For years it covered the floor of the main club lodge on an island in the middle of Moosehead Lake In Maine that eventually belonged to my husband’s father. After he passed away, its enormity prevented us from unrolling it in our starter cottage in LA until we moved to the country in Connecticut. There it kept me company in the studio barn that once belonged to children’s illustrator Leonard Weisgard. I’d escape there to try and write when the boys were having their naps as toddlers across the lawn in the main house. Later the boys and their friends would scamper across the rug’s plush surface at birthday parties: the rug’s duty seemed to shift from companion to caretaker and it patiently abided.

# Required tasks:
1. Reproduce the stretch of the rug passage from "For years it" through "it patiently abided.".
2. Answer these questions from the passage about the rug, one line each:
(a) On which lake was the island with the club lodge?
(b) Who once owned the studio barn in Connecticut?
(c) In what city was the starter cottage?
3. Take up the passage about the rug after its last sentence and continue it.

# Source data:

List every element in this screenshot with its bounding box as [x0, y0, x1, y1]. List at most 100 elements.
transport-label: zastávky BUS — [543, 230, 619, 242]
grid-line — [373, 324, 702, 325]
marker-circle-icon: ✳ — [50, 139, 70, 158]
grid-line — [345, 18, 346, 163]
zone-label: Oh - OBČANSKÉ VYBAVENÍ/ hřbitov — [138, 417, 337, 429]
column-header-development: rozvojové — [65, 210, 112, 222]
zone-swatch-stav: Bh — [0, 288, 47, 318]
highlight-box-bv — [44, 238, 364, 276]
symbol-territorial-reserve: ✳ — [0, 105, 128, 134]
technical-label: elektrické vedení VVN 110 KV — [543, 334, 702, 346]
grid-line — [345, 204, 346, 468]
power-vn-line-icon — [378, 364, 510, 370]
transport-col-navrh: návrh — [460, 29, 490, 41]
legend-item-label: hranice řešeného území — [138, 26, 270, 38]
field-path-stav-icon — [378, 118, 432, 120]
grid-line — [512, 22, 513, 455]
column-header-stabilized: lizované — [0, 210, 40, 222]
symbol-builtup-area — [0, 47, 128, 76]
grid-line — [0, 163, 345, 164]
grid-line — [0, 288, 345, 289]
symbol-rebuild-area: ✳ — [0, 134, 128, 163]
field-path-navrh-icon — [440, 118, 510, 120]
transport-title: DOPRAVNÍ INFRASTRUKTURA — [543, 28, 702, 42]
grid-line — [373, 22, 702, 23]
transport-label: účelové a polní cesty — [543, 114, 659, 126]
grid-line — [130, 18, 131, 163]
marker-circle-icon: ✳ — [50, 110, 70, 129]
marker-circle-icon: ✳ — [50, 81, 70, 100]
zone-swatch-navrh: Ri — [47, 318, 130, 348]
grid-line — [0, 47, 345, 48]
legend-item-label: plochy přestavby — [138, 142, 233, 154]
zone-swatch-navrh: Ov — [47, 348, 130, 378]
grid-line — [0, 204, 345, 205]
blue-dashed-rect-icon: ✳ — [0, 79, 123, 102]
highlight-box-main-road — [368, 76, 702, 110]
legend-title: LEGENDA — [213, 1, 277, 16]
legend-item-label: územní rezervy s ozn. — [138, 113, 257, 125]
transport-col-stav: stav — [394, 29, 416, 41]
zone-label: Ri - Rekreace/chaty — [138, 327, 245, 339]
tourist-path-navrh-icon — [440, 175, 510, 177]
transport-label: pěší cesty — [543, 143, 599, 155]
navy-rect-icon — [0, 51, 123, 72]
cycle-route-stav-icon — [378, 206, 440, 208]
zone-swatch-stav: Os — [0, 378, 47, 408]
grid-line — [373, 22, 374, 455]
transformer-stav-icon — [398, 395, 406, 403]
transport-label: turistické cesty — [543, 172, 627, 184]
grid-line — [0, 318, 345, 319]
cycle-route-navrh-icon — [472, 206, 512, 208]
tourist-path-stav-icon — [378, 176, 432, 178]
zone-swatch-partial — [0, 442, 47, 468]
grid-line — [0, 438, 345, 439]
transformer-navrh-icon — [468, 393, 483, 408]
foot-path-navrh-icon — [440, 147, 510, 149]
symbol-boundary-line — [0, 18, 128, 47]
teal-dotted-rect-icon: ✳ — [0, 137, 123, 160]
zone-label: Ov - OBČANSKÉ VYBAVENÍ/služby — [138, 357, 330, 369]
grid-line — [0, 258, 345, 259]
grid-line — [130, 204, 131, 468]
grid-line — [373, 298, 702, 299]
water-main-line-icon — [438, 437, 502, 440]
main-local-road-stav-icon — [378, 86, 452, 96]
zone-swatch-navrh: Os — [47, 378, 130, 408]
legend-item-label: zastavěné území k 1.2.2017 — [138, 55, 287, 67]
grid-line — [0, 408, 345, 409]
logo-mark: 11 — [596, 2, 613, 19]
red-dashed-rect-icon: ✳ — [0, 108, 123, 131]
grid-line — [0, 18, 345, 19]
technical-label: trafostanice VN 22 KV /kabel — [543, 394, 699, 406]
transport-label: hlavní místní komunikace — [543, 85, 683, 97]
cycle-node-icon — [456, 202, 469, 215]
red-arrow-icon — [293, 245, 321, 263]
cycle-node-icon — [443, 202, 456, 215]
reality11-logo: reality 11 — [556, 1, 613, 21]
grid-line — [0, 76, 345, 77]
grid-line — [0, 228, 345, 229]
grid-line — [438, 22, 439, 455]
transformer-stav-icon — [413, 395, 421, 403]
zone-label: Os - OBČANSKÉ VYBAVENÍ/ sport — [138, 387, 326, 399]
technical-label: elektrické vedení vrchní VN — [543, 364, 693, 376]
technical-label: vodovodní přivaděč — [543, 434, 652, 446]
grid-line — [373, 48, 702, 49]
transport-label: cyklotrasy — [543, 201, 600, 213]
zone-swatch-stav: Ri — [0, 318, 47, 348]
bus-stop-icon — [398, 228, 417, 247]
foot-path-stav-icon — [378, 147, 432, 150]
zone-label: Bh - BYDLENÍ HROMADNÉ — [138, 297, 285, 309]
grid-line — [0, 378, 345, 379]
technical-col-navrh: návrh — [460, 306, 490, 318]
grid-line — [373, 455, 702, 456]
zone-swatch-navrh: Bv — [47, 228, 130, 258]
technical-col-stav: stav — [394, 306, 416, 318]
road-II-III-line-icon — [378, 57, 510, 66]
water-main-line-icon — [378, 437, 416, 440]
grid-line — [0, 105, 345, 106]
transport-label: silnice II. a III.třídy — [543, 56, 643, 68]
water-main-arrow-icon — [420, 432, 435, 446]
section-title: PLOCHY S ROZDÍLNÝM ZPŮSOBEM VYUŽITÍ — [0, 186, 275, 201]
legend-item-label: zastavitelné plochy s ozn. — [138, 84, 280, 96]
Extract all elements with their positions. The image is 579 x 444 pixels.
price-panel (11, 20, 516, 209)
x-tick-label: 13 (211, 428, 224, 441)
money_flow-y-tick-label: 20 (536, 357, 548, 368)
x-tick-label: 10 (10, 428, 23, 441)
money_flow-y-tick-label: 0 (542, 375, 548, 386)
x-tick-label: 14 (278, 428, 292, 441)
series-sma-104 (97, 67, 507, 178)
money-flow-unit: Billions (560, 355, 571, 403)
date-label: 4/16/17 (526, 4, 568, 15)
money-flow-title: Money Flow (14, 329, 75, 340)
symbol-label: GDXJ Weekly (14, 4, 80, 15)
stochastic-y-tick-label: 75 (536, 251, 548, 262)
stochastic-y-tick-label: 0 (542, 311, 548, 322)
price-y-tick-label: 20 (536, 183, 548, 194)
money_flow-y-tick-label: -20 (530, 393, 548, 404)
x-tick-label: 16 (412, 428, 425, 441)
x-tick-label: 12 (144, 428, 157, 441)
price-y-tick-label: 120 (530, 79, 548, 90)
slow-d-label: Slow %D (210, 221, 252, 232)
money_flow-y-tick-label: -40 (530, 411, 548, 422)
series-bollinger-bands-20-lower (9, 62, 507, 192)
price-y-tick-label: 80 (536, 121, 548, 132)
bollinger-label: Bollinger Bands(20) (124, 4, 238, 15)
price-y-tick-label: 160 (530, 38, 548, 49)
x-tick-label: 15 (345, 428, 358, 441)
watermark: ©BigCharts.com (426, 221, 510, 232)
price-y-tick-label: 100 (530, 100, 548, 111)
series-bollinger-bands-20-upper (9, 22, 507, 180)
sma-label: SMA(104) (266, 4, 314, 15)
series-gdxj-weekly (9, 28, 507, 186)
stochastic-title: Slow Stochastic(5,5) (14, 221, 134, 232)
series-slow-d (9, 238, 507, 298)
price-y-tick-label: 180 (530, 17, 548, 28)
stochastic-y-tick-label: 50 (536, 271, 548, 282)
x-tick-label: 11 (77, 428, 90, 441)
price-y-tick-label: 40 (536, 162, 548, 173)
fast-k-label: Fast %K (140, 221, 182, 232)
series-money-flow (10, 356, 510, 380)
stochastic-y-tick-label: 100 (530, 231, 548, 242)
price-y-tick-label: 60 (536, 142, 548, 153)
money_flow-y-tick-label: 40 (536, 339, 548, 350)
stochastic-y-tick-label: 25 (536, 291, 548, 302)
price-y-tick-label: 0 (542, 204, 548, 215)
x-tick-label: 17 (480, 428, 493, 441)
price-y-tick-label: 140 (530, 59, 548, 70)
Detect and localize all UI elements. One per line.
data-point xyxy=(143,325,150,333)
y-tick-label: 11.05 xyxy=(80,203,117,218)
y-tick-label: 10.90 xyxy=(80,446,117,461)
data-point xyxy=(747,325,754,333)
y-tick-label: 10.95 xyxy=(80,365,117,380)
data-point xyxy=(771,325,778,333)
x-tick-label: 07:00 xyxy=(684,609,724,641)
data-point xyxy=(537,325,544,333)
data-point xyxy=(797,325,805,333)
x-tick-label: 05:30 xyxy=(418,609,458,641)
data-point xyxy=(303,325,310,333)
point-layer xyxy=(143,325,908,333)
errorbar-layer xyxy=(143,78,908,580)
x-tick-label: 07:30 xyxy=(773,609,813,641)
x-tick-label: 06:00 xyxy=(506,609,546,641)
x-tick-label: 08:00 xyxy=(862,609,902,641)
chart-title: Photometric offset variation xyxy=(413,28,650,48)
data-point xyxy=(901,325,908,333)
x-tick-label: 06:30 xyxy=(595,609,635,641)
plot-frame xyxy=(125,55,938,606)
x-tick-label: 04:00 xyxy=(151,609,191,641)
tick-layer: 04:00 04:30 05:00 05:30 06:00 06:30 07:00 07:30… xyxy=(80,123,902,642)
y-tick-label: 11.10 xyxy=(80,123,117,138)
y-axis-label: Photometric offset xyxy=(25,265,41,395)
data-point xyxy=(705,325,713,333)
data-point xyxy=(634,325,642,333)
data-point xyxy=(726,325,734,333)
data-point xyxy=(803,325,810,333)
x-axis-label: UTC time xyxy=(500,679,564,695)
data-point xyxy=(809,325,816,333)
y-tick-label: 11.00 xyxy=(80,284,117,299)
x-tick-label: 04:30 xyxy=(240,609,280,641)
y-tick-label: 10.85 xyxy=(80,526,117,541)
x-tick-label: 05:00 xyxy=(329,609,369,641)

# Numbered responses:
1.
For years it covered the floor of the main club lodge on an island in the middle of Moosehead Lake In Maine that eventually belonged to my husband’s father. After he passed away, its enormity prevented us from unrolling it in our starter cottage in LA until we moved to the country in Connecticut. There it kept me company in the studio barn that once belonged to children’s illustrator Leonard Weisgard. I’d escape there to try and write when the boys were having their naps as toddlers across the lawn in the main house. Later the boys and their friends would scamper across the rug’s plush surface at birthday parties: the rug’s duty seemed to shift from companion to caretaker and it patiently abided.

2.
(a) Moosehead Lake
(b) Children's illustrator Leonard Weisgard
(c) LA

3.
Then we moved to the lake and I took that opportunity to clean it. The rug guy asked me for the size of it when I called for a quote and I replied I don’t have a measuring tape big enough. When we built a playroom at the lake house the rug supported the sleeping bags of my boys and their friends and the scuffed knees of endless air hockey tournaments. Tonight my son and some of those same childhood friends- now college sized- easily lifted the rug’s massive bulk onto their broad shoulders and transported it from the old house (which we are renting) to the barn on our new property. It hadn’t felt right leaving it behind, rolled away. The boys excitedly called me to come over and see. What I thought would have taken hours they had accomplished in minutes. Looking at it outstretched, admired by youth and supported by ancient floor timber, time, like the rug, seemed borderless.